BLOC DE TEXTE:
•••••
Arrêtons de faire les papillons !

 

Il est urgentissime de sortir de l’impuissance qui frappe l’action politique si l’on veut éviter le retour aux tentations populistes. Le volontarisme de 2007 incarné par Sarkozy mais aussi par Royal, qui avait un temps redonné confiance dans la politique, n’est plus crédible.

L’impuissance nait, comme souvent, de l’aveuglement : nous sommes comme ces papillons qui butent contre la vitre alors que l’autre battant de la fenêtre est grand ouvert. Le carreau invisible, contre lequel nous nous comportons en papillons affolés, c’est notre conception erronée, pourtant apparemment de bon sens, de la « sortie de crise ».

Il faudrait

–          organiser la relance (avec une variante entre gauche et droite sur le passage préalable par une purge de nos finances publiques),

–          redonner la primauté au politique pour sortir la société de ses errements individualistes,

C’est effectivement, apparemment la direction à prendre : PLUS d’activité économique, PLUS de politique. On voit le ciel bleu… et pourtant on est toujours derrière la vitre.
•••••
LIGNES:
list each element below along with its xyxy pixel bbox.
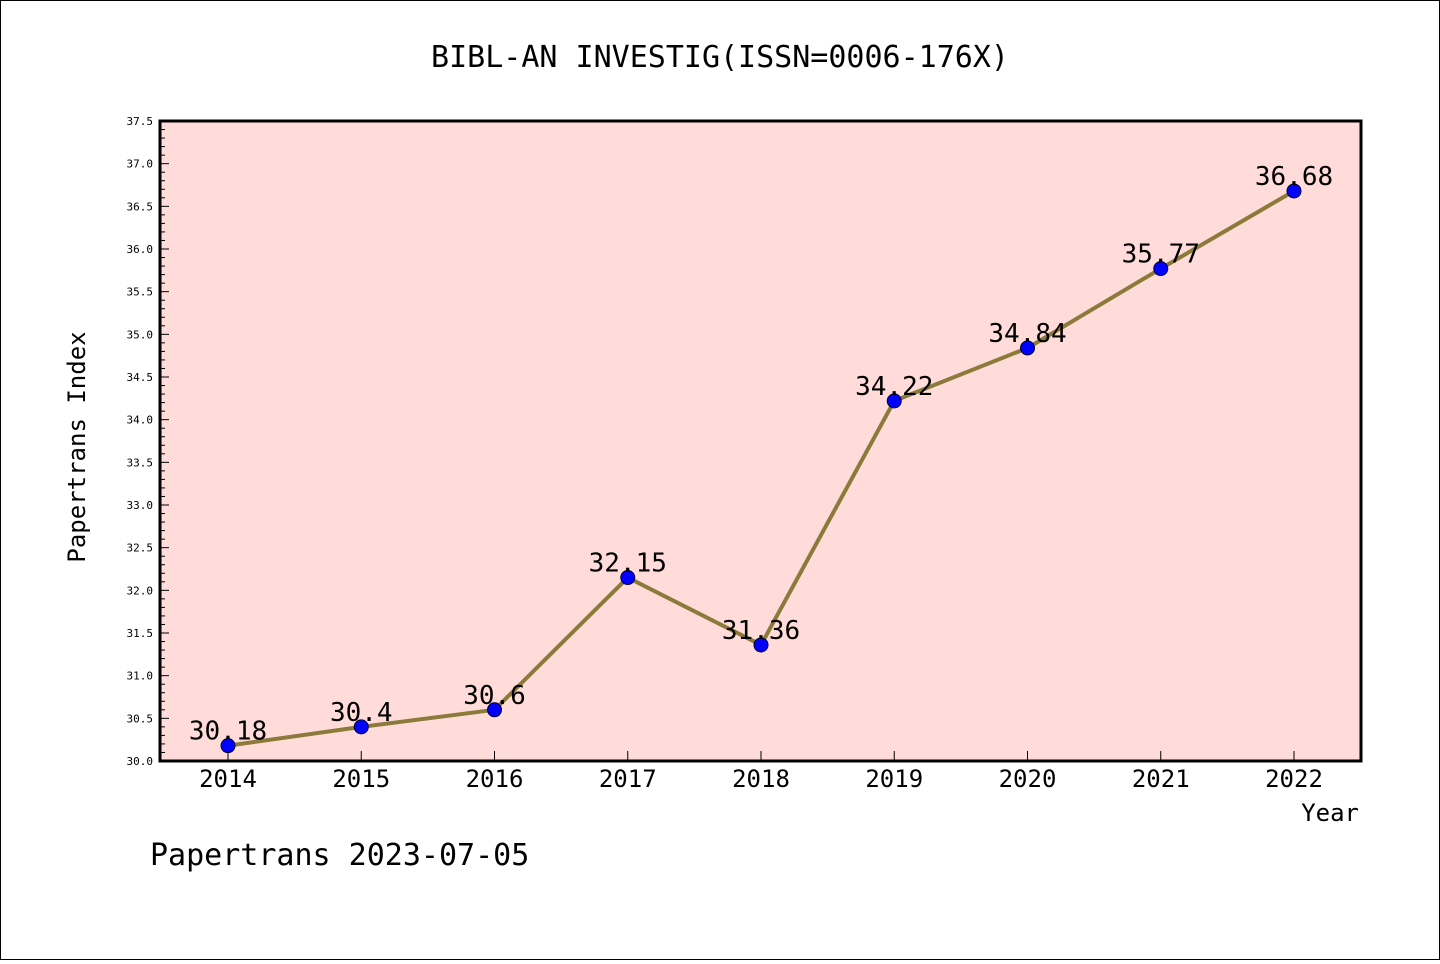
data-label: 36.68 [1255, 162, 1333, 192]
data-label: 30.6 [463, 681, 526, 711]
data-label: 35.77 [1122, 240, 1200, 270]
x-tick-label: 2016 [466, 765, 524, 793]
x-tick-label: 2015 [332, 765, 390, 793]
y-tick-label: 34.5 [127, 371, 154, 384]
y-tick-label: 33.0 [127, 499, 154, 512]
y-tick-label: 32.5 [127, 542, 154, 555]
data-point [353, 719, 369, 735]
data-point [1286, 183, 1302, 199]
data-label: 34.84 [988, 319, 1066, 349]
y-axis-title: Papertrans Index [63, 331, 91, 562]
data-labels: 30.18 30.4 30.6 32.15 31.36 34.22 34.84 35.77 36… [189, 162, 1333, 747]
y-tick-label: 33.5 [127, 456, 154, 469]
y-tick-label: 35.0 [127, 328, 154, 341]
x-tick-label: 2014 [199, 765, 257, 793]
y-tick-label: 35.5 [127, 286, 154, 299]
data-point [220, 738, 236, 754]
y-tick-label: 36.5 [127, 200, 154, 213]
x-axis: 2014 2015 2016 2017 2018 2019 2020 2021 2022 [199, 751, 1323, 793]
data-point [753, 637, 769, 653]
x-tick-label: 2020 [999, 765, 1057, 793]
data-point [1020, 340, 1035, 356]
x-tick-label: 2019 [865, 765, 923, 793]
y-tick-label: 30.5 [127, 712, 154, 725]
y-tick-label: 37.0 [127, 158, 154, 171]
data-label: 30.4 [330, 698, 393, 728]
data-point [886, 393, 902, 409]
y-tick-label: 31.5 [127, 627, 154, 640]
x-axis-title: Year [1301, 799, 1359, 827]
x-tick-label: 2017 [599, 765, 657, 793]
data-label: 32.15 [589, 549, 667, 579]
y-tick-label: 36.0 [127, 243, 154, 256]
plot-area [158, 119, 1363, 763]
data-point [1153, 261, 1169, 277]
data-markers [220, 183, 1302, 754]
y-tick-label: 30.0 [127, 755, 154, 768]
y-axis: 30.0 30.5 31.0 31.5 32.0 32.5 33.0 33.5 34.0 34.5… [127, 115, 169, 768]
y-tick-label: 34.0 [127, 414, 154, 427]
data-label: 30.18 [189, 717, 267, 747]
y-tick-label: 37.5 [127, 115, 154, 128]
x-tick-label: 2021 [1132, 765, 1190, 793]
y-tick-label: 31.0 [127, 670, 154, 683]
y-tick-label: 32.0 [127, 584, 154, 597]
data-point [487, 702, 502, 718]
x-tick-label: 2022 [1265, 765, 1323, 793]
data-point [620, 570, 636, 586]
data-label: 34.22 [855, 372, 933, 402]
footer-note: Papertrans 2023-07-05 [150, 838, 529, 873]
data-label: 31.36 [722, 616, 800, 646]
x-tick-label: 2018 [732, 765, 790, 793]
chart-title: BIBL-AN INVESTIG(ISSN=0006-176X) [431, 40, 1009, 75]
•••••
Répondez aux questions suivantes à l'aide du texte sur l'impuissance politique :
(a) Quelles deux personnalités ont incarné le volontarisme de 2007 ?
(b) Qu'est-ce que le « carreau invisible » contre lequel nous nous comportons en papillons affolés ?
(c) Quelle direction, apparemment à prendre, le texte résume-t-il en deux mots répétés en majuscules ?

RÉPONSE:
(a) Sarkozy et Royal.
(b) Notre conception erronée, pourtant apparemment de bon sens, de la « sortie de crise ».
(c) PLUS d'activité économique, PLUS de politique.